■ Problem statement:
Write out the whole listing, matching it exactly.

■ Data provided:
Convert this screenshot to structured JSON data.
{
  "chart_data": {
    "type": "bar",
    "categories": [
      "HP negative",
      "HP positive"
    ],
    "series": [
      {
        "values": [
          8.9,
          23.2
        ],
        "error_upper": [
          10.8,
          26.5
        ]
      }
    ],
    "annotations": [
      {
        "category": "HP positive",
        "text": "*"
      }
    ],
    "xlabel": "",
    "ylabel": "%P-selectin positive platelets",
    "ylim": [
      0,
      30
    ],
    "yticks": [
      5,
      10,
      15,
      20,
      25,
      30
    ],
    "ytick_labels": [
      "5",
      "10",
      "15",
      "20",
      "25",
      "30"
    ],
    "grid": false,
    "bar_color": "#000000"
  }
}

■ Complete response:
Convert this screenshot to structured JSON data.
{
  "chart_data": {
    "type": "bar",
    "categories": [
      "HP negative",
      "HP positive"
    ],
    "series": [
      {
        "values": [
          8.9,
          23.2
        ],
        "error_upper": [
          10.8,
          26.5
        ]
      }
    ],
    "annotations": [
      {
        "category": "HP positive",
        "text": "*"
      }
    ],
    "xlabel": "",
    "ylabel": "%P-selectin positive platelets",
    "ylim": [
      0,
      30
    ],
    "yticks": [
      5,
      10,
      15,
      20,
      25,
      30
    ],
    "ytick_labels": [
      "5",
      "10",
      "15",
      "20",
      "25",
      "30"
    ],
    "grid": false,
    "bar_color": "#000000"
  }
}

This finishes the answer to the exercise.